[Rows from a figure dataset]

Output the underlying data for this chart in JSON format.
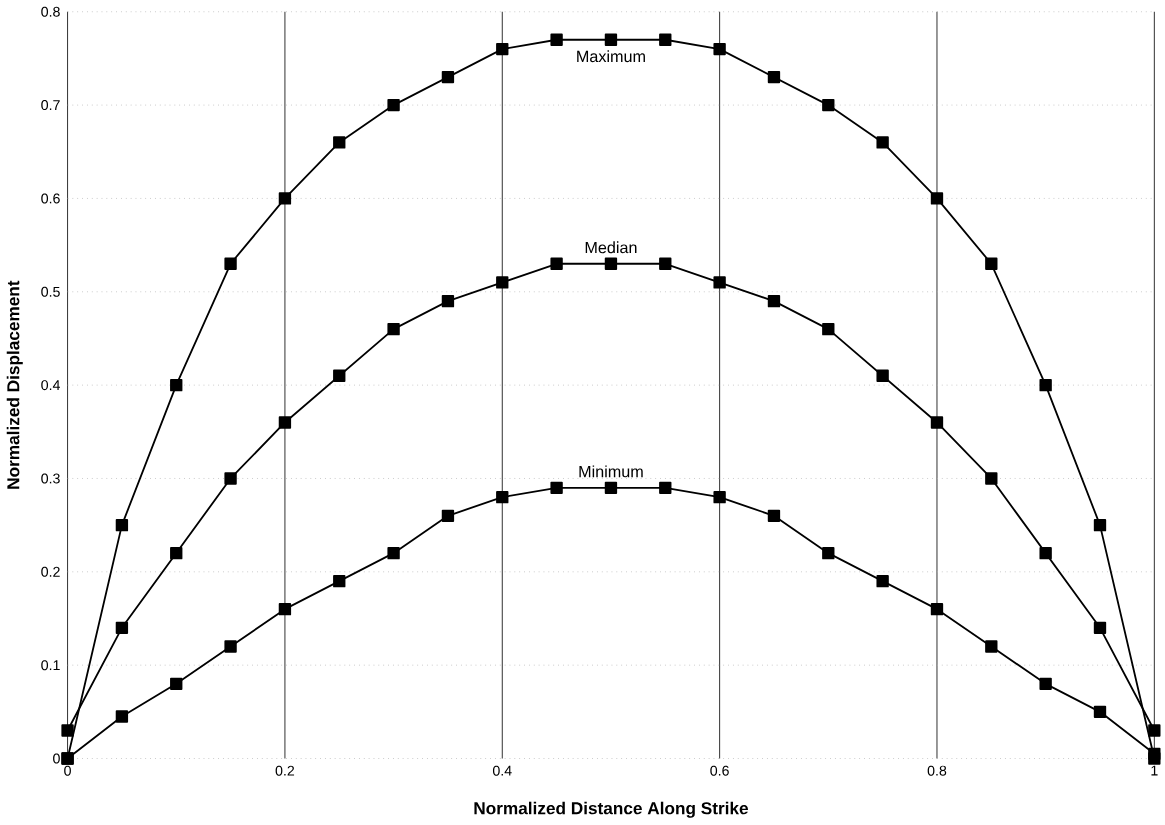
{
  "chart_data": {
    "type": "line",
    "xlabel": "Normalized Distance Along Strike",
    "ylabel": "Normalized Displacement",
    "x": [
      0,
      0.05,
      0.1,
      0.15,
      0.2,
      0.25,
      0.3,
      0.35,
      0.4,
      0.45,
      0.5,
      0.55,
      0.6,
      0.65,
      0.7,
      0.75,
      0.8,
      0.85,
      0.9,
      0.95,
      1
    ],
    "series": [
      {
        "name": "Maximum",
        "color": "#000000",
        "values": [
          0,
          0.25,
          0.4,
          0.53,
          0.6,
          0.66,
          0.7,
          0.73,
          0.76,
          0.77,
          0.77,
          0.77,
          0.76,
          0.73,
          0.7,
          0.66,
          0.6,
          0.53,
          0.4,
          0.25,
          0
        ]
      },
      {
        "name": "Median",
        "color": "#000000",
        "values": [
          0.03,
          0.14,
          0.22,
          0.3,
          0.36,
          0.41,
          0.46,
          0.49,
          0.51,
          0.53,
          0.53,
          0.53,
          0.51,
          0.49,
          0.46,
          0.41,
          0.36,
          0.3,
          0.22,
          0.14,
          0.03
        ]
      },
      {
        "name": "Minimum",
        "color": "#000000",
        "values": [
          0,
          0.045,
          0.08,
          0.12,
          0.16,
          0.19,
          0.22,
          0.26,
          0.28,
          0.29,
          0.29,
          0.29,
          0.28,
          0.26,
          0.22,
          0.19,
          0.16,
          0.12,
          0.08,
          0.05,
          0.005
        ]
      }
    ],
    "xlim": [
      0,
      1
    ],
    "ylim": [
      0,
      0.8
    ],
    "xticks": [
      0,
      0.2,
      0.4,
      0.6,
      0.8,
      1
    ],
    "yticks": [
      0,
      0.1,
      0.2,
      0.3,
      0.4,
      0.5,
      0.6,
      0.7,
      0.8
    ],
    "grid": true,
    "marker": "square",
    "line_style": "solid"
  }
}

### Objective
Could you repeat all of the material exactly? Pictures should not be copied.

### Response for this exercise
Output the underlying data for this chart in JSON format.
{
  "chart_data": {
    "type": "line",
    "xlabel": "Normalized Distance Along Strike",
    "ylabel": "Normalized Displacement",
    "x": [
      0,
      0.05,
      0.1,
      0.15,
      0.2,
      0.25,
      0.3,
      0.35,
      0.4,
      0.45,
      0.5,
      0.55,
      0.6,
      0.65,
      0.7,
      0.75,
      0.8,
      0.85,
      0.9,
      0.95,
      1
    ],
    "series": [
      {
        "name": "Maximum",
        "color": "#000000",
        "values": [
          0,
          0.25,
          0.4,
          0.53,
          0.6,
          0.66,
          0.7,
          0.73,
          0.76,
          0.77,
          0.77,
          0.77,
          0.76,
          0.73,
          0.7,
          0.66,
          0.6,
          0.53,
          0.4,
          0.25,
          0
        ]
      },
      {
        "name": "Median",
        "color": "#000000",
        "values": [
          0.03,
          0.14,
          0.22,
          0.3,
          0.36,
          0.41,
          0.46,
          0.49,
          0.51,
          0.53,
          0.53,
          0.53,
          0.51,
          0.49,
          0.46,
          0.41,
          0.36,
          0.3,
          0.22,
          0.14,
          0.03
        ]
      },
      {
        "name": "Minimum",
        "color": "#000000",
        "values": [
          0,
          0.045,
          0.08,
          0.12,
          0.16,
          0.19,
          0.22,
          0.26,
          0.28,
          0.29,
          0.29,
          0.29,
          0.28,
          0.26,
          0.22,
          0.19,
          0.16,
          0.12,
          0.08,
          0.05,
          0.005
        ]
      }
    ],
    "xlim": [
      0,
      1
    ],
    "ylim": [
      0,
      0.8
    ],
    "xticks": [
      0,
      0.2,
      0.4,
      0.6,
      0.8,
      1
    ],
    "yticks": [
      0,
      0.1,
      0.2,
      0.3,
      0.4,
      0.5,
      0.6,
      0.7,
      0.8
    ],
    "grid": true,
    "marker": "square",
    "line_style": "solid"
  }
}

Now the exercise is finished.